Direction: Copy each line exactly.

[Dataset entries]
▬▬▬
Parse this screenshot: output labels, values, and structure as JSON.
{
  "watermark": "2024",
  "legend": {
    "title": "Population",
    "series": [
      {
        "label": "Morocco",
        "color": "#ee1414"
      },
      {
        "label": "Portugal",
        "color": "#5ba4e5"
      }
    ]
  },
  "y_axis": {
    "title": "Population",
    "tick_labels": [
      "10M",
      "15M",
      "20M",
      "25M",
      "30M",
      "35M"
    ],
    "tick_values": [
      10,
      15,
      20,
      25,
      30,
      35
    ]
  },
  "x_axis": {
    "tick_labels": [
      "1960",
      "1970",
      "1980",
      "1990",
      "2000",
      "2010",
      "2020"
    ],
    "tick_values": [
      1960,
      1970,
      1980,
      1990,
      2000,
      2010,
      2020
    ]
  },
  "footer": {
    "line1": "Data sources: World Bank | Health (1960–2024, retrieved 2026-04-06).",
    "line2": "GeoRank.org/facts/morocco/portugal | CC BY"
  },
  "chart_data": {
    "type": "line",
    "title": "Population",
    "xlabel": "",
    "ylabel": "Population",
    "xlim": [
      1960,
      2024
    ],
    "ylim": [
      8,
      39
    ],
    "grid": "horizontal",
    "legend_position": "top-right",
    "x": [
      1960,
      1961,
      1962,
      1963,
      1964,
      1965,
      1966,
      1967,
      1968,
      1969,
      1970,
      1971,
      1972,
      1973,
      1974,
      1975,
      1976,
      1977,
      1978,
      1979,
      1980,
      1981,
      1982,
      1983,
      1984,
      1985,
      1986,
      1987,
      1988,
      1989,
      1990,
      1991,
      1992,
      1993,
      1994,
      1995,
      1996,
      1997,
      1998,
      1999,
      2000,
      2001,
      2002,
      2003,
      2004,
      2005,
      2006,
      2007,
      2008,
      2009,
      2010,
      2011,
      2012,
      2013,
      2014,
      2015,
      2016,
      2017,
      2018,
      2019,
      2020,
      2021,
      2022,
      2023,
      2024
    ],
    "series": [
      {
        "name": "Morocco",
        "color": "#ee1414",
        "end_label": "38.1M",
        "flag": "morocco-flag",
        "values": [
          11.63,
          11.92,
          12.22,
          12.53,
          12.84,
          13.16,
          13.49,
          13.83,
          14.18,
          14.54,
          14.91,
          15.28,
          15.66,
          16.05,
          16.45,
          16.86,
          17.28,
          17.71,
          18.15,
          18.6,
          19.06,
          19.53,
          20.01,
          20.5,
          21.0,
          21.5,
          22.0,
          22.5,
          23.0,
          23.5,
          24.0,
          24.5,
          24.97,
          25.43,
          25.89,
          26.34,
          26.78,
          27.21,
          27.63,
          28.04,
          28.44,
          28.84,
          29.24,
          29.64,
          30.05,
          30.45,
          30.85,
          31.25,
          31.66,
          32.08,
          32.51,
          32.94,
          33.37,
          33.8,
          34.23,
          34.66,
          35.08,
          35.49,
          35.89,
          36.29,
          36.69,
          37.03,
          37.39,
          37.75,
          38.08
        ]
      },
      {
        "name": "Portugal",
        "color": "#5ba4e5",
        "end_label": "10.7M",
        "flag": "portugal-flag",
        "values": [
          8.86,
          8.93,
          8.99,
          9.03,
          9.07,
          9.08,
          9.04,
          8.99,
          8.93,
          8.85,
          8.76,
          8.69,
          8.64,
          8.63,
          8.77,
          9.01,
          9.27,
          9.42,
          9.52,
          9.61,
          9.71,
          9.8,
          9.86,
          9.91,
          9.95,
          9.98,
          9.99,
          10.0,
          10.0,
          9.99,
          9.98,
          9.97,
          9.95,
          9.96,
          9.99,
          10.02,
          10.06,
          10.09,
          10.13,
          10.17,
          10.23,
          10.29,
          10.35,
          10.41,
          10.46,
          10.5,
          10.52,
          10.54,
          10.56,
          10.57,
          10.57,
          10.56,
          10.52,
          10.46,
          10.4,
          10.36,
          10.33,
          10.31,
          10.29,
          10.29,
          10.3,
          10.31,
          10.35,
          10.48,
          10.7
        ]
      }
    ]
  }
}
▬▬▬
Exercise solution:
Parse this screenshot: output labels, values, and structure as JSON.
{
  "watermark": "2024",
  "legend": {
    "title": "Population",
    "series": [
      {
        "label": "Morocco",
        "color": "#ee1414"
      },
      {
        "label": "Portugal",
        "color": "#5ba4e5"
      }
    ]
  },
  "y_axis": {
    "title": "Population",
    "tick_labels": [
      "10M",
      "15M",
      "20M",
      "25M",
      "30M",
      "35M"
    ],
    "tick_values": [
      10,
      15,
      20,
      25,
      30,
      35
    ]
  },
  "x_axis": {
    "tick_labels": [
      "1960",
      "1970",
      "1980",
      "1990",
      "2000",
      "2010",
      "2020"
    ],
    "tick_values": [
      1960,
      1970,
      1980,
      1990,
      2000,
      2010,
      2020
    ]
  },
  "footer": {
    "line1": "Data sources: World Bank | Health (1960–2024, retrieved 2026-04-06).",
    "line2": "GeoRank.org/facts/morocco/portugal | CC BY"
  },
  "chart_data": {
    "type": "line",
    "title": "Population",
    "xlabel": "",
    "ylabel": "Population",
    "xlim": [
      1960,
      2024
    ],
    "ylim": [
      8,
      39
    ],
    "grid": "horizontal",
    "legend_position": "top-right",
    "x": [
      1960,
      1961,
      1962,
      1963,
      1964,
      1965,
      1966,
      1967,
      1968,
      1969,
      1970,
      1971,
      1972,
      1973,
      1974,
      1975,
      1976,
      1977,
      1978,
      1979,
      1980,
      1981,
      1982,
      1983,
      1984,
      1985,
      1986,
      1987,
      1988,
      1989,
      1990,
      1991,
      1992,
      1993,
      1994,
      1995,
      1996,
      1997,
      1998,
      1999,
      2000,
      2001,
      2002,
      2003,
      2004,
      2005,
      2006,
      2007,
      2008,
      2009,
      2010,
      2011,
      2012,
      2013,
      2014,
      2015,
      2016,
      2017,
      2018,
      2019,
      2020,
      2021,
      2022,
      2023,
      2024
    ],
    "series": [
      {
        "name": "Morocco",
        "color": "#ee1414",
        "end_label": "38.1M",
        "flag": "morocco-flag",
        "values": [
          11.63,
          11.92,
          12.22,
          12.53,
          12.84,
          13.16,
          13.49,
          13.83,
          14.18,
          14.54,
          14.91,
          15.28,
          15.66,
          16.05,
          16.45,
          16.86,
          17.28,
          17.71,
          18.15,
          18.6,
          19.06,
          19.53,
          20.01,
          20.5,
          21.0,
          21.5,
          22.0,
          22.5,
          23.0,
          23.5,
          24.0,
          24.5,
          24.97,
          25.43,
          25.89,
          26.34,
          26.78,
          27.21,
          27.63,
          28.04,
          28.44,
          28.84,
          29.24,
          29.64,
          30.05,
          30.45,
          30.85,
          31.25,
          31.66,
          32.08,
          32.51,
          32.94,
          33.37,
          33.8,
          34.23,
          34.66,
          35.08,
          35.49,
          35.89,
          36.29,
          36.69,
          37.03,
          37.39,
          37.75,
          38.08
        ]
      },
      {
        "name": "Portugal",
        "color": "#5ba4e5",
        "end_label": "10.7M",
        "flag": "portugal-flag",
        "values": [
          8.86,
          8.93,
          8.99,
          9.03,
          9.07,
          9.08,
          9.04,
          8.99,
          8.93,
          8.85,
          8.76,
          8.69,
          8.64,
          8.63,
          8.77,
          9.01,
          9.27,
          9.42,
          9.52,
          9.61,
          9.71,
          9.8,
          9.86,
          9.91,
          9.95,
          9.98,
          9.99,
          10.0,
          10.0,
          9.99,
          9.98,
          9.97,
          9.95,
          9.96,
          9.99,
          10.02,
          10.06,
          10.09,
          10.13,
          10.17,
          10.23,
          10.29,
          10.35,
          10.41,
          10.46,
          10.5,
          10.52,
          10.54,
          10.56,
          10.57,
          10.57,
          10.56,
          10.52,
          10.46,
          10.4,
          10.36,
          10.33,
          10.31,
          10.29,
          10.29,
          10.3,
          10.31,
          10.35,
          10.48,
          10.7
        ]
      }
    ]
  }
}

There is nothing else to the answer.